=== WHAT YOU NEED TO DO ===
Exactly how many lines have the word "read"? Answer with the bare number.

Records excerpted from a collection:
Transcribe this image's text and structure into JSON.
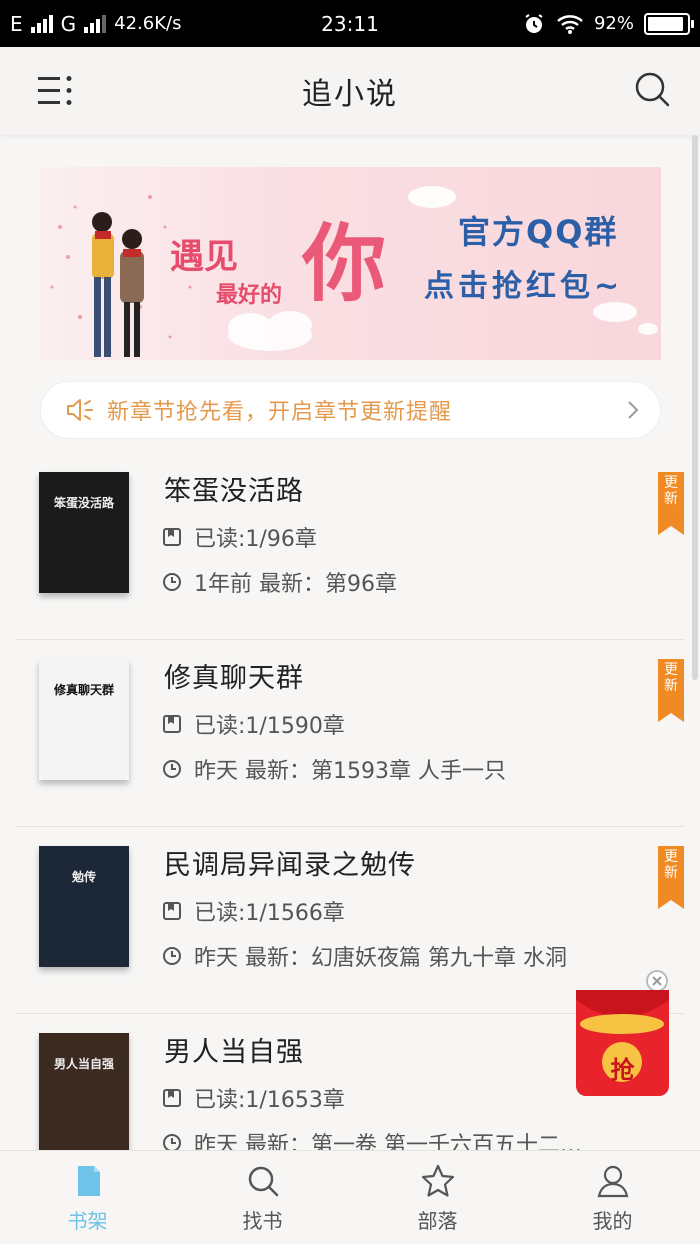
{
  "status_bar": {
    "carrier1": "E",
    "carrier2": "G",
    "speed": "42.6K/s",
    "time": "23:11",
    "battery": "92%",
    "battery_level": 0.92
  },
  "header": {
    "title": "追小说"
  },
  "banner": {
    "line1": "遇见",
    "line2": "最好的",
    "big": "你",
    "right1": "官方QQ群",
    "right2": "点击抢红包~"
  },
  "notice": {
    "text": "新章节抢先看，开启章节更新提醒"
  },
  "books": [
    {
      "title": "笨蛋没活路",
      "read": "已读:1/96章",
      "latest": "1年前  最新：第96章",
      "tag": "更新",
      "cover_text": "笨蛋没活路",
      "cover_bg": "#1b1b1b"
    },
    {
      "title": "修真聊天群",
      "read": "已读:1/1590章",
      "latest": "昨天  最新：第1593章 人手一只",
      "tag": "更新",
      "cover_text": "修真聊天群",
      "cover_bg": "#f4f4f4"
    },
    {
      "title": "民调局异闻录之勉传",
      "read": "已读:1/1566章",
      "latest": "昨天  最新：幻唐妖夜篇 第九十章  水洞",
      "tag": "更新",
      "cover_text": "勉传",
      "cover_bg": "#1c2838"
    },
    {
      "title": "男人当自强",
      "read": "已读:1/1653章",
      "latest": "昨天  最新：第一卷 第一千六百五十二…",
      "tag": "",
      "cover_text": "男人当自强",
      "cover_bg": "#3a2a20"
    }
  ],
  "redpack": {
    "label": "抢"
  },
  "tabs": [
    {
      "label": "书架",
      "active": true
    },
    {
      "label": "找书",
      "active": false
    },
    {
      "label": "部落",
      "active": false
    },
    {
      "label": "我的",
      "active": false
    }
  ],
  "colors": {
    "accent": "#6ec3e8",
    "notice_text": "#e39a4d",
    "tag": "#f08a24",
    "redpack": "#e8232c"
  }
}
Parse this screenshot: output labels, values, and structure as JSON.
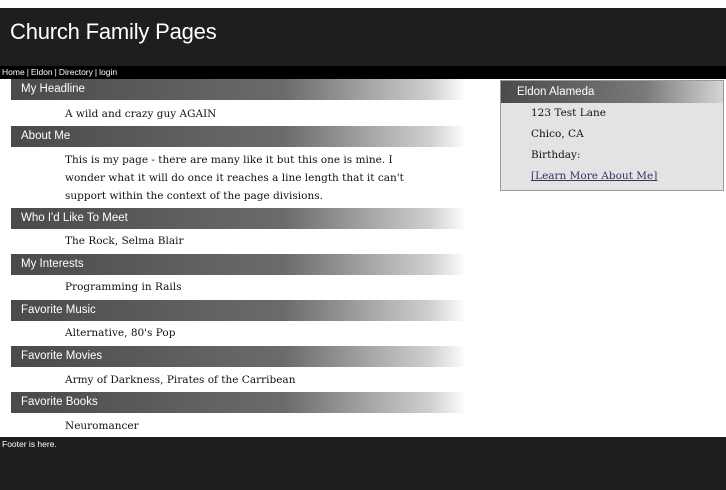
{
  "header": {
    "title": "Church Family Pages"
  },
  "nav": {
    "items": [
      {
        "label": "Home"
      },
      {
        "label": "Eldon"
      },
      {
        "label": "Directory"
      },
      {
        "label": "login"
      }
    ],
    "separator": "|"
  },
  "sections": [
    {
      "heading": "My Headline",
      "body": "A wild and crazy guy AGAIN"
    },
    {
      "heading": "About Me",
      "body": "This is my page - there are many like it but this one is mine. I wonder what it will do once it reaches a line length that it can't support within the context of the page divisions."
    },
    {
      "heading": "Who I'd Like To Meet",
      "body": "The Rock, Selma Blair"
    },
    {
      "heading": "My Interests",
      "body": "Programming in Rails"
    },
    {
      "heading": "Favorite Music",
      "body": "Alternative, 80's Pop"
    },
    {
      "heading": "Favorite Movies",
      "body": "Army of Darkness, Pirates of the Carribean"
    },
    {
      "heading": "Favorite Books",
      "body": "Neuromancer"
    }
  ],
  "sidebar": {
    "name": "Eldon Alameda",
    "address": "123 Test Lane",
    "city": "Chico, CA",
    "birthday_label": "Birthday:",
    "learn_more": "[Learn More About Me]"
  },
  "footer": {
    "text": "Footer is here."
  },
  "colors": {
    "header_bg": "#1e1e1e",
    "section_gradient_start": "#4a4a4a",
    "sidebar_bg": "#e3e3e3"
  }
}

=== EXERCISE RESPONSE ===
4